Description of the task - Present the data once more in exactly its original form.

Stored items

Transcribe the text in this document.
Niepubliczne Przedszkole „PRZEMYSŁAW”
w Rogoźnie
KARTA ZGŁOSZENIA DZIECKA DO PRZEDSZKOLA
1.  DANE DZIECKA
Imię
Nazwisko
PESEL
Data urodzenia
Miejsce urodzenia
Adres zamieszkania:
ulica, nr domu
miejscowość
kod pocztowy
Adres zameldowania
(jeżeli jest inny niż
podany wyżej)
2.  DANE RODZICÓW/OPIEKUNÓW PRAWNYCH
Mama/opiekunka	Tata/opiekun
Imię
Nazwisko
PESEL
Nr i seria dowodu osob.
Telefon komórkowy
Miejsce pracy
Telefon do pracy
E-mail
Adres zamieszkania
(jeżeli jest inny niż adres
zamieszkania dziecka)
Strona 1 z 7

Solved exercise -
Transcribe the text in this document.
Niepubliczne Przedszkole „PRZEMYSŁAW”
w Rogoźnie
KARTA ZGŁOSZENIA DZIECKA DO PRZEDSZKOLA
1.  DANE DZIECKA
Imię
Nazwisko
PESEL
Data urodzenia
Miejsce urodzenia
Adres zamieszkania:
ulica, nr domu
miejscowość
kod pocztowy
Adres zameldowania
(jeżeli jest inny niż
podany wyżej)
2.  DANE RODZICÓW/OPIEKUNÓW PRAWNYCH
Mama/opiekunka	Tata/opiekun
Imię
Nazwisko
PESEL
Nr i seria dowodu osob.
Telefon komórkowy
Miejsce pracy
Telefon do pracy
E-mail
Adres zamieszkania
(jeżeli jest inny niż adres
zamieszkania dziecka)
Strona 1 z 7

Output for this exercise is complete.